→ WHAT TO DO
A single number is all that's needed: how many lines in the data contain the string "Iustitia".
════
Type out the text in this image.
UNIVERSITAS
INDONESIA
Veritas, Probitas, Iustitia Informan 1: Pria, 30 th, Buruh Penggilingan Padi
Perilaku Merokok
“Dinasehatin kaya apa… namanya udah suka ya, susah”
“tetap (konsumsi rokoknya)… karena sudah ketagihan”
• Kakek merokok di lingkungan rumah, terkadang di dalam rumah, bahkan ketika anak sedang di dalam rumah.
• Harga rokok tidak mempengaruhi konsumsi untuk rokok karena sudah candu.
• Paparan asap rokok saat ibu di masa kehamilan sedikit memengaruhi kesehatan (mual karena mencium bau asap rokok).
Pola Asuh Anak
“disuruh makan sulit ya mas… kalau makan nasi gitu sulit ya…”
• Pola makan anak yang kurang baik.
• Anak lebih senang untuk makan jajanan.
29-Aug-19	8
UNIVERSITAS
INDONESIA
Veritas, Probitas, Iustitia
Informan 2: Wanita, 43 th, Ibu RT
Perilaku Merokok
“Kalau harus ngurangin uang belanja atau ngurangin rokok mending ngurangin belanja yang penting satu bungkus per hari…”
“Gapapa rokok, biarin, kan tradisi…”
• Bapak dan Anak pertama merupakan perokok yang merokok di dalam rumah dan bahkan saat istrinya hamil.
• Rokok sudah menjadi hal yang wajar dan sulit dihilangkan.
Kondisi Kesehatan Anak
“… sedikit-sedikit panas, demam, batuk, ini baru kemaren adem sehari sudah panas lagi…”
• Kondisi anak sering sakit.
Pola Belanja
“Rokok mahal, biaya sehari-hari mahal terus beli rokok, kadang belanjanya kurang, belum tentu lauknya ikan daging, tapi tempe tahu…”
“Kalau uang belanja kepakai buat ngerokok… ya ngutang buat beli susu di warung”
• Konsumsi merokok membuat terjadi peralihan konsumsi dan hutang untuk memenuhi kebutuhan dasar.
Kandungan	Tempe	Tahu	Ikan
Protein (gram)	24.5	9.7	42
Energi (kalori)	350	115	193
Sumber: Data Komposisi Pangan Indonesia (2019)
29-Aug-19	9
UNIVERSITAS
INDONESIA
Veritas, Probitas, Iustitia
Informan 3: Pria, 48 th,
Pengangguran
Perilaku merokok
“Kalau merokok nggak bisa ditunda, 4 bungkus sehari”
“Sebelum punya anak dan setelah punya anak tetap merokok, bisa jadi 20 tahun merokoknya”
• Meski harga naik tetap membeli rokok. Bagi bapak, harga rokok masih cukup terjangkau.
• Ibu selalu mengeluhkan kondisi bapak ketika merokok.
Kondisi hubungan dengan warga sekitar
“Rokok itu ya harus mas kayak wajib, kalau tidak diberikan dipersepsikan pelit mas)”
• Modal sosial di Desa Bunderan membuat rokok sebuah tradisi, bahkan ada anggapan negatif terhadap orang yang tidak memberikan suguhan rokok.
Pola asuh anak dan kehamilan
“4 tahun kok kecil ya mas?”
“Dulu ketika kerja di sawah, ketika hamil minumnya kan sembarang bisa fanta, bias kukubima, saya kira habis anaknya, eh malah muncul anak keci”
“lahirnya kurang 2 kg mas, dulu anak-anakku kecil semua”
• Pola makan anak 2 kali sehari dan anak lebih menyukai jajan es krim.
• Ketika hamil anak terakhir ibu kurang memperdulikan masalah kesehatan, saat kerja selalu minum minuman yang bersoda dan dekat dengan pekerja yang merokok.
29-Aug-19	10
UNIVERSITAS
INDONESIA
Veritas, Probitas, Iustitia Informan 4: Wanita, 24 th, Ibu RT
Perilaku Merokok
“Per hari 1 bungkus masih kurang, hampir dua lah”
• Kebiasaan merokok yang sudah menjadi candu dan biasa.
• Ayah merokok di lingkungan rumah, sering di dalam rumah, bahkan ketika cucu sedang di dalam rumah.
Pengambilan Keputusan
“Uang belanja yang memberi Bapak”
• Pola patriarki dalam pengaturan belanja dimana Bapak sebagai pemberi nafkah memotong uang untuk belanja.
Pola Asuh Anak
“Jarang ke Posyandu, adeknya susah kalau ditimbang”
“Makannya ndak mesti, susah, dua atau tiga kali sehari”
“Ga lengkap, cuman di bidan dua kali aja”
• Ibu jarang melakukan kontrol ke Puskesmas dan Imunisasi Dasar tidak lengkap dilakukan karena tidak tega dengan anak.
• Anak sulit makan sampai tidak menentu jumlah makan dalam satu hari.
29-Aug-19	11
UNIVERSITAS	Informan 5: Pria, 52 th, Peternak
════
→ RESULT OF THE EXERCISE
4